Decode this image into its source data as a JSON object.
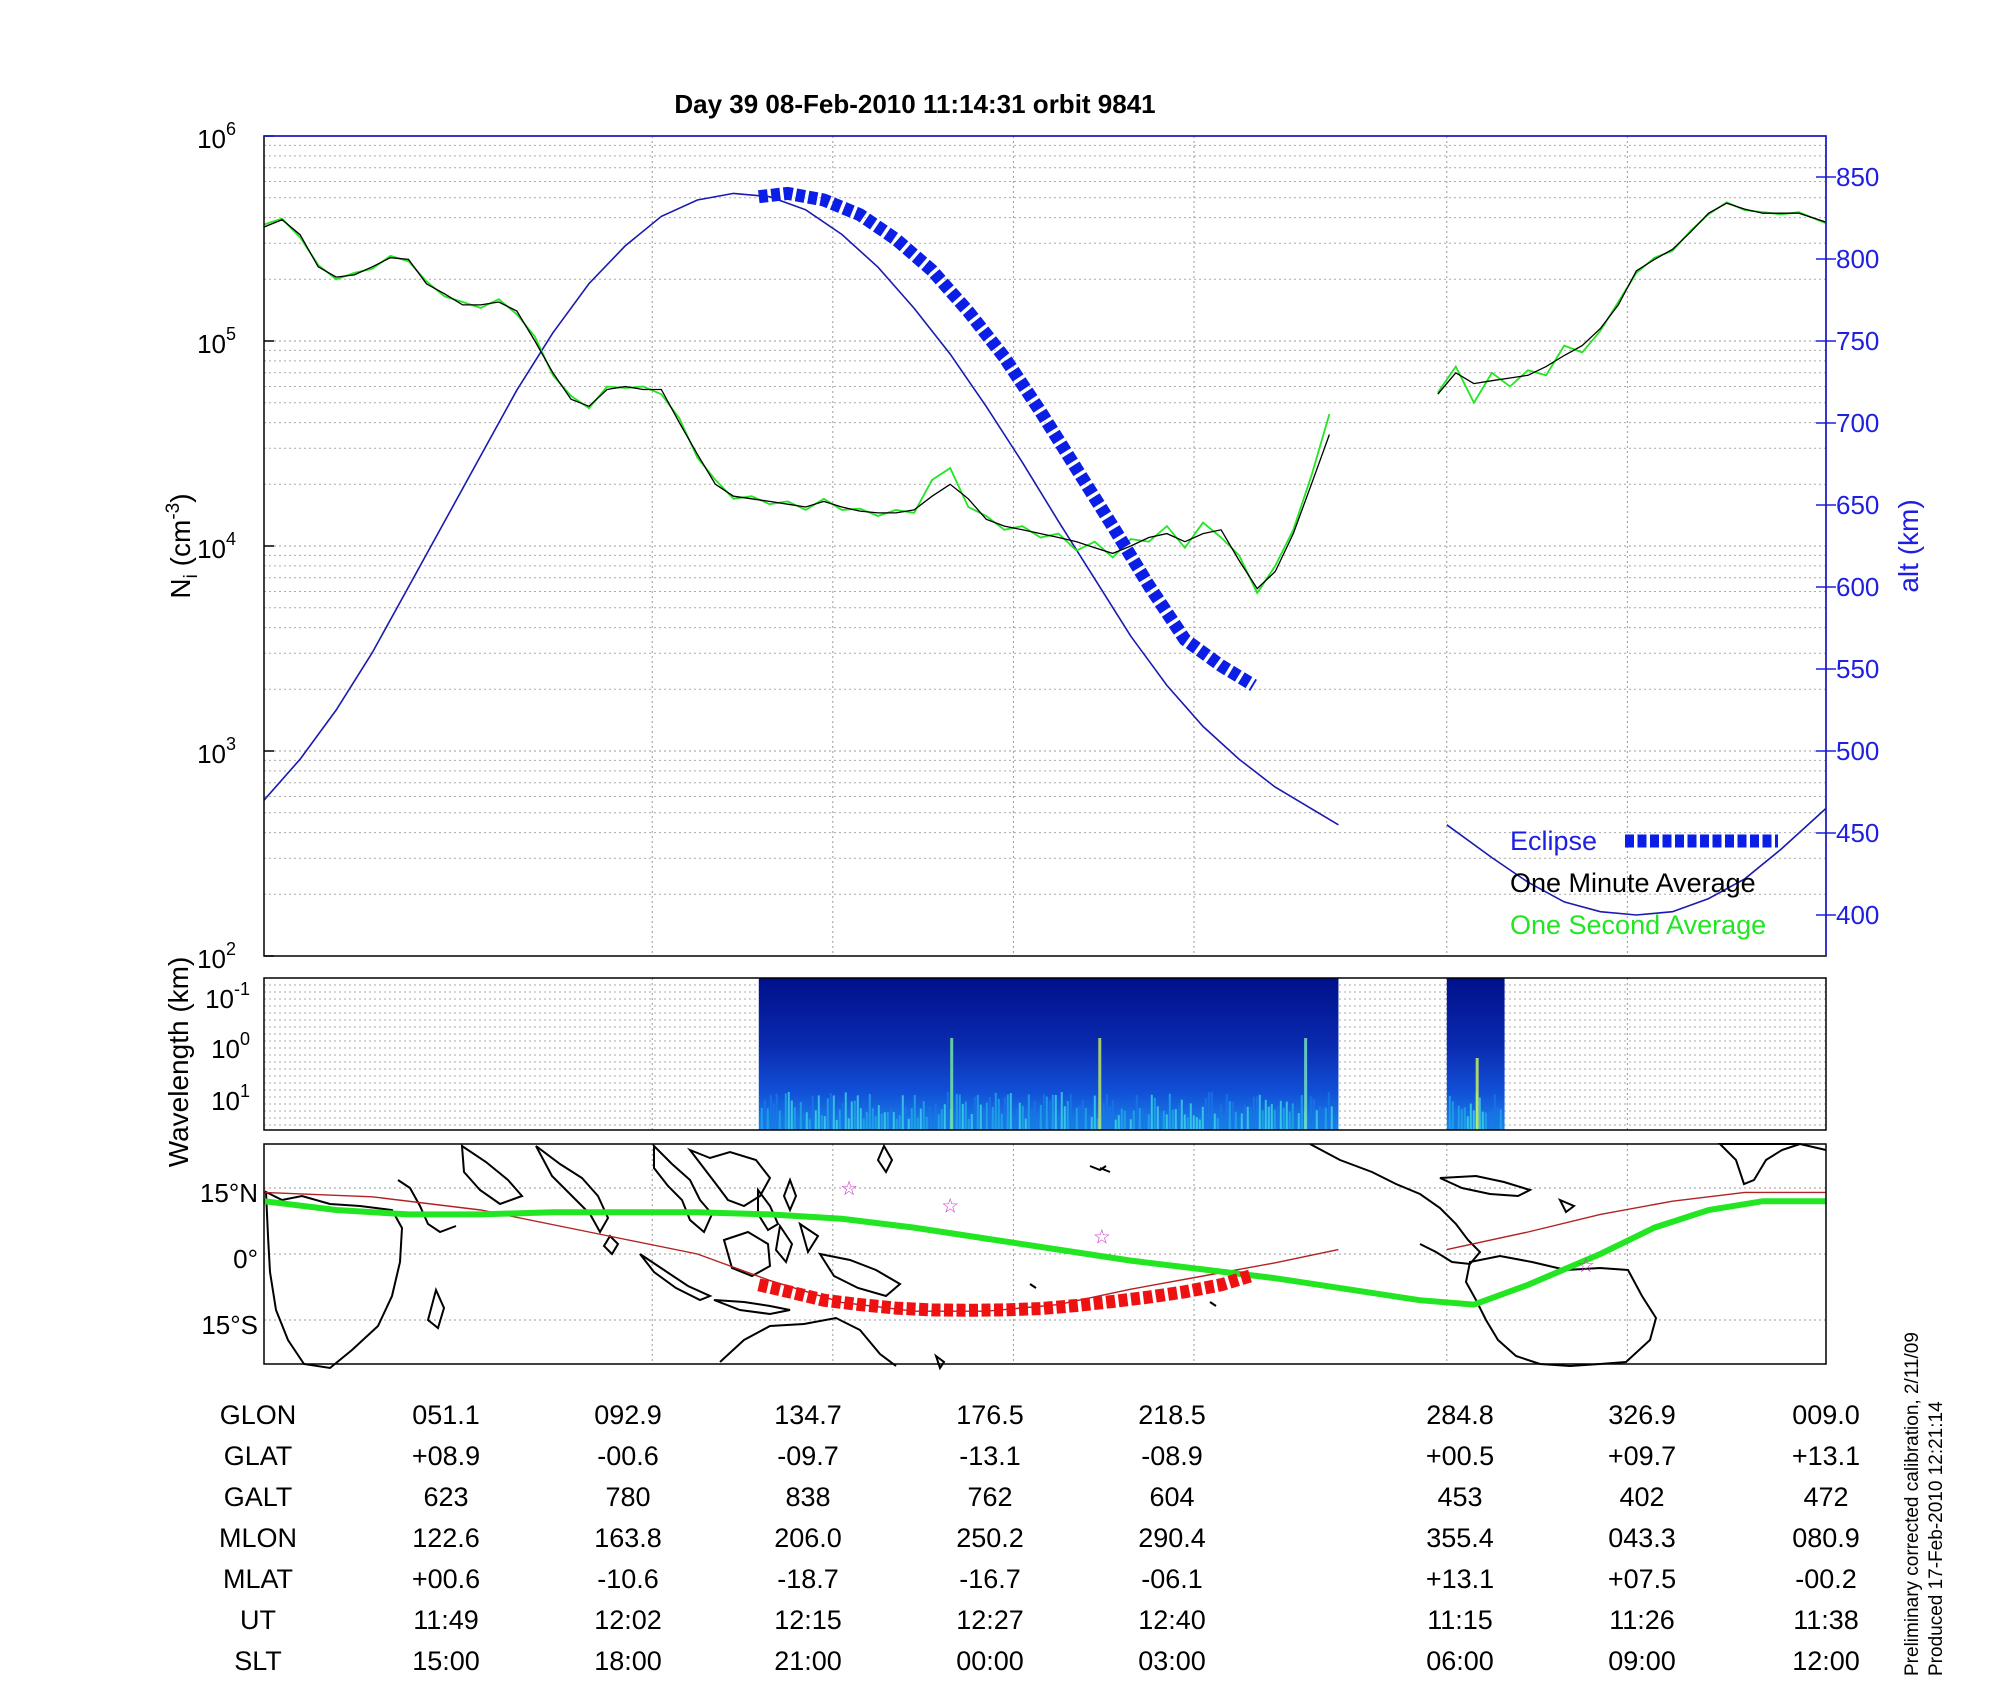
{
  "title": "Day 39  08-Feb-2010 11:14:31   orbit 9841",
  "colors": {
    "eclipse": "#0b1ee6",
    "minute_avg": "#000000",
    "second_avg": "#22e622",
    "altitude": "#1a1ab0",
    "track_eclipse": "#ee1111",
    "magnetic_track": "#b22222",
    "stars": "#cc33cc"
  },
  "chart_data": [
    {
      "id": "density",
      "type": "line",
      "ylabel": "N",
      "ylabel_sub": "i",
      "ylabel_unit": "(cm",
      "ylabel_unit_sup": "-3",
      "ylabel_unit_close": ")",
      "y_scale": "log",
      "ylim": [
        100,
        1000000
      ],
      "y_tick_labels": [
        {
          "base": "10",
          "exp": "2",
          "value": 100
        },
        {
          "base": "10",
          "exp": "3",
          "value": 1000
        },
        {
          "base": "10",
          "exp": "4",
          "value": 10000
        },
        {
          "base": "10",
          "exp": "5",
          "value": 100000
        },
        {
          "base": "10",
          "exp": "6",
          "value": 1000000
        }
      ],
      "y2label": "alt (km)",
      "y2lim": [
        375,
        875
      ],
      "y2_ticks": [
        400,
        450,
        500,
        550,
        600,
        650,
        700,
        750,
        800,
        850
      ],
      "x_unit": "UT minutes since 11:14:31 (0 = left edge, 43.25 = right edge)",
      "xlim": [
        0,
        43.25
      ],
      "grid": true,
      "legend_position": "bottom-right",
      "legend": [
        "Eclipse",
        "One Minute Average",
        "One Second Average"
      ],
      "series": [
        {
          "name": "One Minute Average",
          "segments": [
            {
              "x": [
                0,
                0.5,
                1.0,
                1.5,
                2.0,
                2.5,
                3.0,
                3.5,
                4.0,
                4.5,
                5.0,
                5.5,
                6.0,
                6.5,
                7.0,
                7.5,
                8.0,
                8.5,
                9.0,
                9.5,
                10.0,
                10.5,
                11.0,
                11.5,
                12.0,
                12.5,
                13.0,
                13.5,
                14.0,
                14.5,
                15.0,
                15.5,
                16.0,
                16.5,
                17.0,
                17.5,
                18.0,
                18.5,
                19.0,
                19.5,
                20.0,
                20.5,
                21.0,
                21.5,
                22.0,
                22.5,
                23.0,
                23.5,
                24.0,
                24.5,
                25.0,
                25.5,
                26.0,
                26.5,
                27.0,
                27.5,
                28.0,
                28.5,
                29.0,
                29.5
              ],
              "y": [
                360000,
                390000,
                330000,
                230000,
                205000,
                210000,
                230000,
                255000,
                250000,
                190000,
                170000,
                150000,
                150000,
                155000,
                140000,
                100000,
                70000,
                52000,
                48000,
                58000,
                60000,
                58000,
                58000,
                40000,
                28000,
                20000,
                17500,
                17000,
                16500,
                16000,
                15500,
                16500,
                15500,
                14800,
                14500,
                14500,
                15000,
                17500,
                20000,
                17000,
                13500,
                12500,
                12000,
                11500,
                11000,
                10500,
                9800,
                9200,
                10000,
                11000,
                11500,
                10500,
                11500,
                12000,
                8500,
                6200,
                7500,
                11500,
                20000,
                35000
              ]
            },
            {
              "x": [
                32.5,
                33.0,
                33.5,
                34.0,
                34.5,
                35.0,
                35.5,
                36.0,
                36.5,
                37.0,
                37.5,
                38.0,
                38.5,
                39.0,
                39.5,
                40.0,
                40.5,
                41.0,
                41.5,
                42.0,
                42.5,
                43.25
              ],
              "y": [
                55000,
                70000,
                62000,
                64000,
                66000,
                68000,
                75000,
                85000,
                95000,
                115000,
                150000,
                220000,
                250000,
                280000,
                340000,
                420000,
                470000,
                440000,
                420000,
                420000,
                420000,
                380000
              ]
            }
          ]
        },
        {
          "name": "One Second Average",
          "segments": [
            {
              "x": [
                0,
                0.5,
                1.0,
                1.5,
                2.0,
                2.5,
                3.0,
                3.5,
                4.0,
                4.5,
                5.0,
                5.5,
                6.0,
                6.5,
                7.0,
                7.5,
                8.0,
                8.5,
                9.0,
                9.5,
                10.0,
                10.5,
                11.0,
                11.5,
                12.0,
                12.5,
                13.0,
                13.5,
                14.0,
                14.5,
                15.0,
                15.5,
                16.0,
                16.5,
                17.0,
                17.5,
                18.0,
                18.5,
                19.0,
                19.5,
                20.0,
                20.5,
                21.0,
                21.5,
                22.0,
                22.5,
                23.0,
                23.5,
                24.0,
                24.5,
                25.0,
                25.5,
                26.0,
                26.5,
                27.0,
                27.5,
                28.0,
                28.5,
                29.0,
                29.5
              ],
              "y": [
                370000,
                395000,
                320000,
                235000,
                200000,
                215000,
                225000,
                260000,
                245000,
                195000,
                165000,
                155000,
                145000,
                160000,
                135000,
                105000,
                68000,
                54000,
                47000,
                60000,
                59000,
                60000,
                55000,
                42000,
                27000,
                21000,
                17000,
                17500,
                16000,
                16500,
                15000,
                17000,
                15000,
                15200,
                14000,
                15000,
                14500,
                21000,
                24000,
                15500,
                14000,
                12000,
                12500,
                11000,
                11500,
                9500,
                10500,
                8800,
                10800,
                10500,
                12500,
                9800,
                13000,
                11000,
                9000,
                5900,
                8000,
                12000,
                22000,
                44000
              ]
            },
            {
              "x": [
                32.5,
                33.0,
                33.5,
                34.0,
                34.5,
                35.0,
                35.5,
                36.0,
                36.5,
                37.0,
                37.5,
                38.0,
                38.5,
                39.0,
                39.5,
                40.0,
                40.5,
                41.0,
                41.5,
                42.0,
                42.5,
                43.25
              ],
              "y": [
                56000,
                75000,
                50000,
                70000,
                60000,
                72000,
                68000,
                95000,
                88000,
                112000,
                155000,
                215000,
                255000,
                275000,
                345000,
                415000,
                475000,
                435000,
                425000,
                415000,
                425000,
                375000
              ]
            }
          ]
        },
        {
          "name": "alt (km)",
          "axis": "right",
          "segments": [
            {
              "x": [
                0,
                1,
                2,
                3,
                4,
                5,
                6,
                7,
                8,
                9,
                10,
                11,
                12,
                13,
                14,
                15,
                16,
                17,
                18,
                19,
                20,
                21,
                22,
                23,
                24,
                25,
                26,
                27,
                28,
                29.75
              ],
              "y": [
                470,
                495,
                525,
                560,
                600,
                640,
                680,
                720,
                755,
                785,
                808,
                826,
                836,
                840,
                838,
                830,
                815,
                795,
                770,
                742,
                710,
                676,
                640,
                605,
                570,
                540,
                515,
                495,
                478,
                455
              ]
            },
            {
              "x": [
                32.75,
                34,
                35,
                36,
                37,
                38,
                39,
                40,
                41,
                42,
                43.25
              ],
              "y": [
                455,
                435,
                420,
                408,
                402,
                400,
                402,
                410,
                422,
                440,
                465
              ]
            }
          ]
        },
        {
          "name": "Eclipse",
          "axis": "right",
          "x": [
            13.7,
            14.5,
            15.5,
            16.5,
            17.5,
            18.5,
            19.5,
            20.5,
            21.5,
            22.5,
            23.5,
            24.5,
            25.5,
            26.5,
            27.4
          ],
          "y": [
            838,
            840,
            836,
            827,
            812,
            793,
            768,
            740,
            707,
            672,
            637,
            601,
            568,
            552,
            540
          ]
        }
      ]
    },
    {
      "id": "spectrogram",
      "type": "heatmap",
      "ylabel": "Wavelength (km)",
      "y_scale": "log",
      "y_tick_labels": [
        {
          "base": "10",
          "exp": "-1"
        },
        {
          "base": "10",
          "exp": "0"
        },
        {
          "base": "10",
          "exp": "1"
        }
      ],
      "data_ranges_x": [
        [
          13.7,
          29.75
        ],
        [
          32.75,
          34.35
        ]
      ]
    },
    {
      "id": "map",
      "type": "line",
      "y_tick_labels": [
        "15°N",
        "0°",
        "15°S"
      ],
      "series": [
        {
          "name": "geographic track",
          "x": [
            0,
            2,
            4,
            6,
            8,
            10,
            12,
            14,
            16,
            18,
            20,
            22,
            24,
            26,
            28,
            30,
            32,
            33.5,
            35,
            37,
            38.5,
            40,
            41.5,
            43.25
          ],
          "y": [
            12,
            10,
            9,
            9,
            9.5,
            9.5,
            9.5,
            9,
            8,
            6,
            3.5,
            1,
            -1.5,
            -3.5,
            -5.5,
            -8,
            -10.5,
            -11.5,
            -7,
            0,
            6,
            10,
            12,
            12
          ]
        },
        {
          "name": "eclipse track",
          "x": [
            13.7,
            14.5,
            15.5,
            16.5,
            17.5,
            18.5,
            19.5,
            20.5,
            21.5,
            22.5,
            23.5,
            24.5,
            25.5,
            26.5,
            27.3
          ],
          "y": [
            -7,
            -8.5,
            -10.5,
            -11.5,
            -12.3,
            -12.7,
            -12.8,
            -12.7,
            -12.4,
            -11.7,
            -10.8,
            -9.8,
            -8.6,
            -7,
            -5
          ]
        },
        {
          "name": "magnetic track",
          "segments": [
            {
              "x": [
                0,
                3,
                6,
                9,
                12,
                14,
                16,
                18,
                20,
                22,
                24,
                26,
                28,
                29.75
              ],
              "y": [
                14,
                13,
                10,
                5,
                0,
                -6,
                -11,
                -13,
                -13,
                -11.5,
                -8,
                -5,
                -2,
                1
              ]
            },
            {
              "x": [
                32.75,
                35,
                37,
                39,
                41,
                43.25
              ],
              "y": [
                1,
                5,
                9,
                12,
                14,
                14
              ]
            }
          ]
        }
      ],
      "stars": [
        {
          "x": 16.2,
          "y": 15
        },
        {
          "x": 19.0,
          "y": 11
        },
        {
          "x": 23.2,
          "y": 4
        },
        {
          "x": 36.6,
          "y": -2.5
        }
      ]
    }
  ],
  "table": {
    "rows": [
      {
        "label": "GLON",
        "values": [
          "051.1",
          "092.9",
          "134.7",
          "176.5",
          "218.5",
          "284.8",
          "326.9",
          "009.0"
        ]
      },
      {
        "label": "GLAT",
        "values": [
          "+08.9",
          "-00.6",
          "-09.7",
          "-13.1",
          "-08.9",
          "+00.5",
          "+09.7",
          "+13.1"
        ]
      },
      {
        "label": "GALT",
        "values": [
          "623",
          "780",
          "838",
          "762",
          "604",
          "453",
          "402",
          "472"
        ]
      },
      {
        "label": "MLON",
        "values": [
          "122.6",
          "163.8",
          "206.0",
          "250.2",
          "290.4",
          "355.4",
          "043.3",
          "080.9"
        ]
      },
      {
        "label": "MLAT",
        "values": [
          "+00.6",
          "-10.6",
          "-18.7",
          "-16.7",
          "-06.1",
          "+13.1",
          "+07.5",
          "-00.2"
        ]
      },
      {
        "label": "UT",
        "values": [
          "11:49",
          "12:02",
          "12:15",
          "12:27",
          "12:40",
          "11:15",
          "11:26",
          "11:38"
        ]
      },
      {
        "label": "SLT",
        "values": [
          "15:00",
          "18:00",
          "21:00",
          "00:00",
          "03:00",
          "06:00",
          "09:00",
          "12:00"
        ]
      }
    ]
  },
  "footnote": {
    "line1": "Preliminary corrected calibration, 2/11/09",
    "line2": "Produced 17-Feb-2010 12:21:14"
  }
}
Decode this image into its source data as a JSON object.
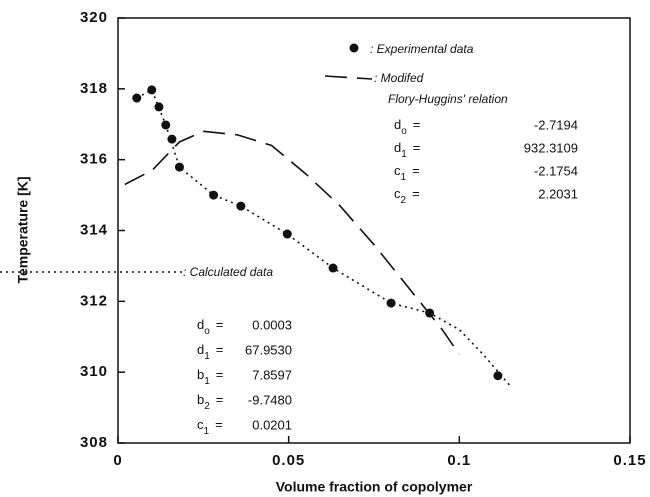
{
  "chart_data": {
    "type": "scatter",
    "xlabel": "Volume fraction of copolymer",
    "ylabel": "Temperature [K]",
    "xlim": [
      0,
      0.15
    ],
    "ylim": [
      308,
      320
    ],
    "xticks": [
      0,
      0.05,
      0.1,
      0.15
    ],
    "yticks": [
      308,
      310,
      312,
      314,
      316,
      318,
      320
    ],
    "series": [
      {
        "name": [
          ": Experimental data"
        ],
        "style": "markers",
        "color": "#111111",
        "x": [
          0.0055,
          0.0099,
          0.012,
          0.014,
          0.0158,
          0.018,
          0.028,
          0.036,
          0.0496,
          0.063,
          0.08,
          0.0913,
          0.1113
        ],
        "values": [
          317.74,
          317.97,
          317.49,
          316.98,
          316.58,
          315.79,
          315.0,
          314.69,
          313.9,
          312.94,
          311.95,
          311.67,
          309.9
        ]
      },
      {
        "name": [
          ": Modifed",
          "Flory-Huggins' relation"
        ],
        "style": "dashed",
        "color": "#111111",
        "x": [
          0.002,
          0.01,
          0.018,
          0.025,
          0.035,
          0.045,
          0.055,
          0.065,
          0.075,
          0.085,
          0.095,
          0.1
        ],
        "values": [
          315.3,
          315.7,
          316.5,
          316.8,
          316.7,
          316.4,
          315.6,
          314.7,
          313.6,
          312.4,
          311.2,
          310.5
        ]
      },
      {
        "name": [
          ": Calculated data"
        ],
        "style": "dotted",
        "color": "#111111",
        "x": [
          0.0055,
          0.0099,
          0.014,
          0.018,
          0.028,
          0.036,
          0.0496,
          0.063,
          0.08,
          0.0913,
          0.1,
          0.107,
          0.115
        ],
        "values": [
          317.74,
          317.97,
          316.98,
          315.79,
          315.0,
          314.69,
          313.9,
          312.94,
          311.95,
          311.67,
          311.2,
          310.5,
          309.6
        ]
      }
    ],
    "parameter_blocks": [
      [
        {
          "symbol": "d",
          "sub": "o",
          "eq": "=",
          "value": "-2.7194"
        },
        {
          "symbol": "d",
          "sub": "1",
          "eq": "=",
          "value": "932.3109"
        },
        {
          "symbol": "c",
          "sub": "1",
          "eq": "=",
          "value": "-2.1754"
        },
        {
          "symbol": "c",
          "sub": "2",
          "eq": "=",
          "value": "2.2031"
        }
      ],
      [
        {
          "symbol": "d",
          "sub": "o",
          "eq": "=",
          "value": "0.0003"
        },
        {
          "symbol": "d",
          "sub": "1",
          "eq": "=",
          "value": "67.9530"
        },
        {
          "symbol": "b",
          "sub": "1",
          "eq": "=",
          "value": "7.8597"
        },
        {
          "symbol": "b",
          "sub": "2",
          "eq": "=",
          "value": "-9.7480"
        },
        {
          "symbol": "c",
          "sub": "1",
          "eq": "=",
          "value": "0.0201"
        }
      ]
    ]
  }
}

###

• **What is expected**: Note how many lines in the material hold the word "style", and give that number with nothing added.

• **Solution for this exercise**: 3